**GIVEN INSTRUCTION:** Reproduce all entries word for word.

Figure dataset records:
┌────────

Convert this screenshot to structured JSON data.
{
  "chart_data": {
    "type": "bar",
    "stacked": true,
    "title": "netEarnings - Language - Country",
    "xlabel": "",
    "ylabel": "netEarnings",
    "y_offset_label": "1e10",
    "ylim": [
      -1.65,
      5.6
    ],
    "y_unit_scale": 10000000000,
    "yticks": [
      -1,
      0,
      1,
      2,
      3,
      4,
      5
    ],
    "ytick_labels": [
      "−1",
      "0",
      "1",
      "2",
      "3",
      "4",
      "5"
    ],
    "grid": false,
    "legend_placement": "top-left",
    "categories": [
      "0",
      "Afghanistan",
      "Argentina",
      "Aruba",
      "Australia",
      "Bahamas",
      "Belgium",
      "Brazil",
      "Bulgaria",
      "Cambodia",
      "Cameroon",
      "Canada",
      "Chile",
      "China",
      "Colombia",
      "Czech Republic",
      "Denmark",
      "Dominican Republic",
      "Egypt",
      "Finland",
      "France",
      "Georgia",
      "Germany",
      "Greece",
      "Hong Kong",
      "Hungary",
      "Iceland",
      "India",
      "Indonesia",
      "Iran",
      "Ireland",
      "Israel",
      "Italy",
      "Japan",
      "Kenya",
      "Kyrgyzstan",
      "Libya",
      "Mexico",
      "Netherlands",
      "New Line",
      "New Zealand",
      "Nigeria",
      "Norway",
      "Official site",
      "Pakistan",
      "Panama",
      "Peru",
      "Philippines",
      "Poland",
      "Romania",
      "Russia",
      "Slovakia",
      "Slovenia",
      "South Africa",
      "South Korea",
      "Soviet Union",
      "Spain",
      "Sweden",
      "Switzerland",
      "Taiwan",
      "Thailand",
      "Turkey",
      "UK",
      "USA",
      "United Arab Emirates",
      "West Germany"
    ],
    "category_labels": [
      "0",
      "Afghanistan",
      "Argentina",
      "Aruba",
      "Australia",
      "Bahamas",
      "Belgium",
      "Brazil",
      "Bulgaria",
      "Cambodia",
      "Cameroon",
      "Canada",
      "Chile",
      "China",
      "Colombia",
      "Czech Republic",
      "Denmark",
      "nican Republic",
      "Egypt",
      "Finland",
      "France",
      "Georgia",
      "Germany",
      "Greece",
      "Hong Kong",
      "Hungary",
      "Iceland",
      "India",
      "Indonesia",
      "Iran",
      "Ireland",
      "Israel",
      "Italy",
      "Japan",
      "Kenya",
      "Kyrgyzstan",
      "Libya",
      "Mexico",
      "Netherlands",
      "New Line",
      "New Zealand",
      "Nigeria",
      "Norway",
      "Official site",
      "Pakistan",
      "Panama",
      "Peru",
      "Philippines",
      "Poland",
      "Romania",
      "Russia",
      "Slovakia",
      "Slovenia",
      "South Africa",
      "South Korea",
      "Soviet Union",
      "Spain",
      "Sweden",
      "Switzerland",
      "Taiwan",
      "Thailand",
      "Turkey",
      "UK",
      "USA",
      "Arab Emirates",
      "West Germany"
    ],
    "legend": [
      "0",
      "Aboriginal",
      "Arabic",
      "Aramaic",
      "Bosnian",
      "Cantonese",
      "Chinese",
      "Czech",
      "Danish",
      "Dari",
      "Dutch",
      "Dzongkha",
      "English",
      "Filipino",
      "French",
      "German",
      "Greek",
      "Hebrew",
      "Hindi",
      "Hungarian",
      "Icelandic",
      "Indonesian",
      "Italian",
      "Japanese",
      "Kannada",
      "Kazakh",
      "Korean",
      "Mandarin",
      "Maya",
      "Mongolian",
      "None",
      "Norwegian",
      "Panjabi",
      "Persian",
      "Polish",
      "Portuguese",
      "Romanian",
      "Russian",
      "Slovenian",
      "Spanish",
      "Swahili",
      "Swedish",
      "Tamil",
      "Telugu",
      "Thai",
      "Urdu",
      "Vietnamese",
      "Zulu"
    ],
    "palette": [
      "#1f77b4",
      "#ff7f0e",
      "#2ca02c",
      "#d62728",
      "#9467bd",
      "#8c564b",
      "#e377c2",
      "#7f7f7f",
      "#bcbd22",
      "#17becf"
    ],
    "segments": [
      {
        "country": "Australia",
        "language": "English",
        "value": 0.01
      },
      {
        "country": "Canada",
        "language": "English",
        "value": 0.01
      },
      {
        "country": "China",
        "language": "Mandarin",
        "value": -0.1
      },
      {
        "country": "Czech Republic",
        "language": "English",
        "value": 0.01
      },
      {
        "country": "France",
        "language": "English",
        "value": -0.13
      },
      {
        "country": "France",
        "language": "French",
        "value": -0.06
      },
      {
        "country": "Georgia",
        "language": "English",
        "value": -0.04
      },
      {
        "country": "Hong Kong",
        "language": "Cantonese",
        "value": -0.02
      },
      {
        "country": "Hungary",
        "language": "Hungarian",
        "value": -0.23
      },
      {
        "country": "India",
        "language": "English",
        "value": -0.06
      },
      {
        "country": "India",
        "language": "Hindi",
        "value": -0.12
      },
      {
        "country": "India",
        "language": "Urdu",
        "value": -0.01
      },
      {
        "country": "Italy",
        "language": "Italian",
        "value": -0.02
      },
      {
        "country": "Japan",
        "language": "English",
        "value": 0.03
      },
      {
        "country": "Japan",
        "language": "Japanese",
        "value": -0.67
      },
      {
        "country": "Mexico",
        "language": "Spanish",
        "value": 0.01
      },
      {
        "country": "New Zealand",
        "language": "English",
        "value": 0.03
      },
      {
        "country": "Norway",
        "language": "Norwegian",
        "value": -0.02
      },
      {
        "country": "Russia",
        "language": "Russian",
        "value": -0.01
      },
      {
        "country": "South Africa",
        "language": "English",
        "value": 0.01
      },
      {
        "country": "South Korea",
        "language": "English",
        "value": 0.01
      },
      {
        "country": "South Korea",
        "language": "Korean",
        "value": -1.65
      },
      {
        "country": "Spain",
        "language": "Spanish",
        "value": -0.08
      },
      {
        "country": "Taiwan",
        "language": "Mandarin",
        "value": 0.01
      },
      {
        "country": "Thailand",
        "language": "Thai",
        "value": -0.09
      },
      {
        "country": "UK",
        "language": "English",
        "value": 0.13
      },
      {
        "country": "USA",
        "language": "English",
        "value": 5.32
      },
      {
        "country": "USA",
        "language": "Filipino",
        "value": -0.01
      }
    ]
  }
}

└────────

**EXERCISE SOLUTION:**
Convert this screenshot to structured JSON data.
{
  "chart_data": {
    "type": "bar",
    "stacked": true,
    "title": "netEarnings - Language - Country",
    "xlabel": "",
    "ylabel": "netEarnings",
    "y_offset_label": "1e10",
    "ylim": [
      -1.65,
      5.6
    ],
    "y_unit_scale": 10000000000,
    "yticks": [
      -1,
      0,
      1,
      2,
      3,
      4,
      5
    ],
    "ytick_labels": [
      "−1",
      "0",
      "1",
      "2",
      "3",
      "4",
      "5"
    ],
    "grid": false,
    "legend_placement": "top-left",
    "categories": [
      "0",
      "Afghanistan",
      "Argentina",
      "Aruba",
      "Australia",
      "Bahamas",
      "Belgium",
      "Brazil",
      "Bulgaria",
      "Cambodia",
      "Cameroon",
      "Canada",
      "Chile",
      "China",
      "Colombia",
      "Czech Republic",
      "Denmark",
      "Dominican Republic",
      "Egypt",
      "Finland",
      "France",
      "Georgia",
      "Germany",
      "Greece",
      "Hong Kong",
      "Hungary",
      "Iceland",
      "India",
      "Indonesia",
      "Iran",
      "Ireland",
      "Israel",
      "Italy",
      "Japan",
      "Kenya",
      "Kyrgyzstan",
      "Libya",
      "Mexico",
      "Netherlands",
      "New Line",
      "New Zealand",
      "Nigeria",
      "Norway",
      "Official site",
      "Pakistan",
      "Panama",
      "Peru",
      "Philippines",
      "Poland",
      "Romania",
      "Russia",
      "Slovakia",
      "Slovenia",
      "South Africa",
      "South Korea",
      "Soviet Union",
      "Spain",
      "Sweden",
      "Switzerland",
      "Taiwan",
      "Thailand",
      "Turkey",
      "UK",
      "USA",
      "United Arab Emirates",
      "West Germany"
    ],
    "category_labels": [
      "0",
      "Afghanistan",
      "Argentina",
      "Aruba",
      "Australia",
      "Bahamas",
      "Belgium",
      "Brazil",
      "Bulgaria",
      "Cambodia",
      "Cameroon",
      "Canada",
      "Chile",
      "China",
      "Colombia",
      "Czech Republic",
      "Denmark",
      "nican Republic",
      "Egypt",
      "Finland",
      "France",
      "Georgia",
      "Germany",
      "Greece",
      "Hong Kong",
      "Hungary",
      "Iceland",
      "India",
      "Indonesia",
      "Iran",
      "Ireland",
      "Israel",
      "Italy",
      "Japan",
      "Kenya",
      "Kyrgyzstan",
      "Libya",
      "Mexico",
      "Netherlands",
      "New Line",
      "New Zealand",
      "Nigeria",
      "Norway",
      "Official site",
      "Pakistan",
      "Panama",
      "Peru",
      "Philippines",
      "Poland",
      "Romania",
      "Russia",
      "Slovakia",
      "Slovenia",
      "South Africa",
      "South Korea",
      "Soviet Union",
      "Spain",
      "Sweden",
      "Switzerland",
      "Taiwan",
      "Thailand",
      "Turkey",
      "UK",
      "USA",
      "Arab Emirates",
      "West Germany"
    ],
    "legend": [
      "0",
      "Aboriginal",
      "Arabic",
      "Aramaic",
      "Bosnian",
      "Cantonese",
      "Chinese",
      "Czech",
      "Danish",
      "Dari",
      "Dutch",
      "Dzongkha",
      "English",
      "Filipino",
      "French",
      "German",
      "Greek",
      "Hebrew",
      "Hindi",
      "Hungarian",
      "Icelandic",
      "Indonesian",
      "Italian",
      "Japanese",
      "Kannada",
      "Kazakh",
      "Korean",
      "Mandarin",
      "Maya",
      "Mongolian",
      "None",
      "Norwegian",
      "Panjabi",
      "Persian",
      "Polish",
      "Portuguese",
      "Romanian",
      "Russian",
      "Slovenian",
      "Spanish",
      "Swahili",
      "Swedish",
      "Tamil",
      "Telugu",
      "Thai",
      "Urdu",
      "Vietnamese",
      "Zulu"
    ],
    "palette": [
      "#1f77b4",
      "#ff7f0e",
      "#2ca02c",
      "#d62728",
      "#9467bd",
      "#8c564b",
      "#e377c2",
      "#7f7f7f",
      "#bcbd22",
      "#17becf"
    ],
    "segments": [
      {
        "country": "Australia",
        "language": "English",
        "value": 0.01
      },
      {
        "country": "Canada",
        "language": "English",
        "value": 0.01
      },
      {
        "country": "China",
        "language": "Mandarin",
        "value": -0.1
      },
      {
        "country": "Czech Republic",
        "language": "English",
        "value": 0.01
      },
      {
        "country": "France",
        "language": "English",
        "value": -0.13
      },
      {
        "country": "France",
        "language": "French",
        "value": -0.06
      },
      {
        "country": "Georgia",
        "language": "English",
        "value": -0.04
      },
      {
        "country": "Hong Kong",
        "language": "Cantonese",
        "value": -0.02
      },
      {
        "country": "Hungary",
        "language": "Hungarian",
        "value": -0.23
      },
      {
        "country": "India",
        "language": "English",
        "value": -0.06
      },
      {
        "country": "India",
        "language": "Hindi",
        "value": -0.12
      },
      {
        "country": "India",
        "language": "Urdu",
        "value": -0.01
      },
      {
        "country": "Italy",
        "language": "Italian",
        "value": -0.02
      },
      {
        "country": "Japan",
        "language": "English",
        "value": 0.03
      },
      {
        "country": "Japan",
        "language": "Japanese",
        "value": -0.67
      },
      {
        "country": "Mexico",
        "language": "Spanish",
        "value": 0.01
      },
      {
        "country": "New Zealand",
        "language": "English",
        "value": 0.03
      },
      {
        "country": "Norway",
        "language": "Norwegian",
        "value": -0.02
      },
      {
        "country": "Russia",
        "language": "Russian",
        "value": -0.01
      },
      {
        "country": "South Africa",
        "language": "English",
        "value": 0.01
      },
      {
        "country": "South Korea",
        "language": "English",
        "value": 0.01
      },
      {
        "country": "South Korea",
        "language": "Korean",
        "value": -1.65
      },
      {
        "country": "Spain",
        "language": "Spanish",
        "value": -0.08
      },
      {
        "country": "Taiwan",
        "language": "Mandarin",
        "value": 0.01
      },
      {
        "country": "Thailand",
        "language": "Thai",
        "value": -0.09
      },
      {
        "country": "UK",
        "language": "English",
        "value": 0.13
      },
      {
        "country": "USA",
        "language": "English",
        "value": 5.32
      },
      {
        "country": "USA",
        "language": "Filipino",
        "value": -0.01
      }
    ]
  }
}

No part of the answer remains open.